Dataset items:
────────

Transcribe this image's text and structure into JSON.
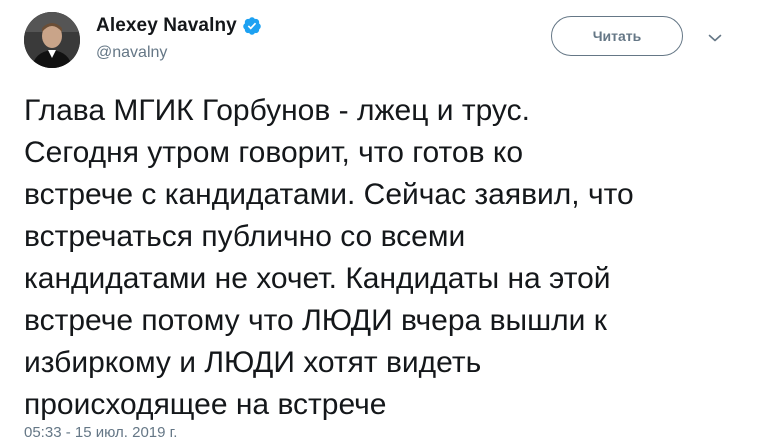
{
  "author": {
    "display_name": "Alexey Navalny",
    "handle": "@navalny",
    "verified": true,
    "avatar_icon": "user-avatar"
  },
  "follow_button": {
    "label": "Читать"
  },
  "menu": {
    "icon": "chevron-down-icon"
  },
  "tweet": {
    "text": "Глава МГИК Горбунов - лжец и трус.\nСегодня утром говорит, что готов ко\nвстрече с кандидатами. Сейчас заявил, что\nвстречаться публично со всеми\nкандидатами не хочет. Кандидаты на этой\nвстрече потому что ЛЮДИ вчера вышли к\nизбиркому и ЛЮДИ хотят видеть\nпроисходящее на встрече",
    "timestamp": "05:33 - 15 июл. 2019 г."
  },
  "colors": {
    "verified_blue": "#1da1f2",
    "text_primary": "#14171a",
    "text_secondary": "#657786"
  }
}
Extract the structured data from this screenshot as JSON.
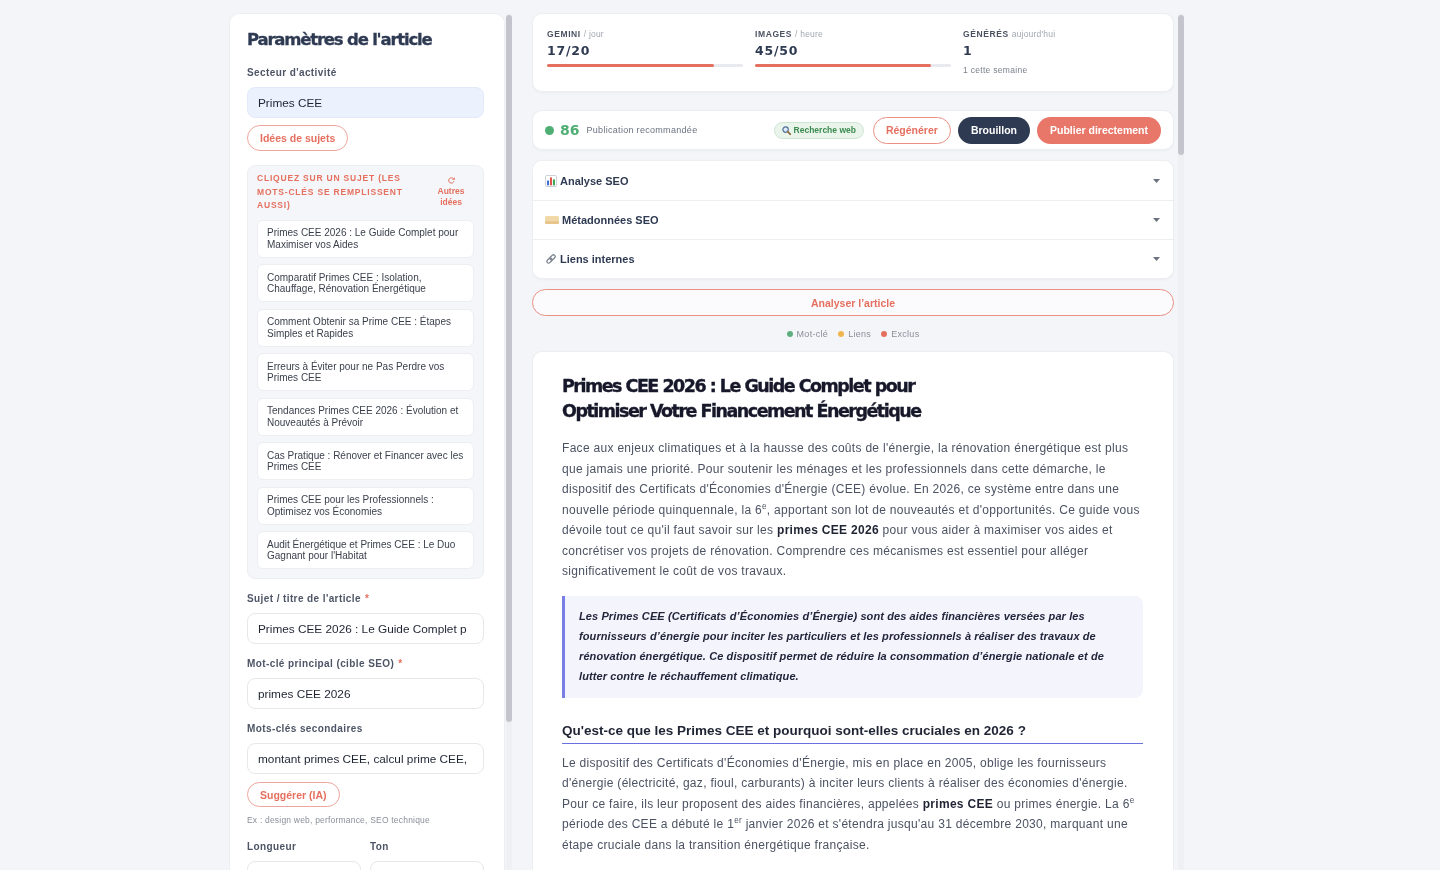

────────

▶ **Required task**: With the pictures left out, transcribe the material exactly.

▶ **Output of the exercise**:
Transcribe this image's text and structure into JSON.
{
  "author": {
    "display_name": "Alexey Navalny",
    "handle": "@navalny",
    "verified": true,
    "avatar_icon": "user-avatar"
  },
  "follow_button": {
    "label": "Читать"
  },
  "menu": {
    "icon": "chevron-down-icon"
  },
  "tweet": {
    "text": "Глава МГИК Горбунов - лжец и трус.\nСегодня утром говорит, что готов ко\nвстрече с кандидатами. Сейчас заявил, что\nвстречаться публично со всеми\nкандидатами не хочет. Кандидаты на этой\nвстрече потому что ЛЮДИ вчера вышли к\nизбиркому и ЛЮДИ хотят видеть\nпроисходящее на встрече",
    "timestamp": "05:33 - 15 июл. 2019 г."
  },
  "colors": {
    "verified_blue": "#1da1f2",
    "text_primary": "#14171a",
    "text_secondary": "#657786"
  }
}
Extract the structured data from this screenshot as JSON.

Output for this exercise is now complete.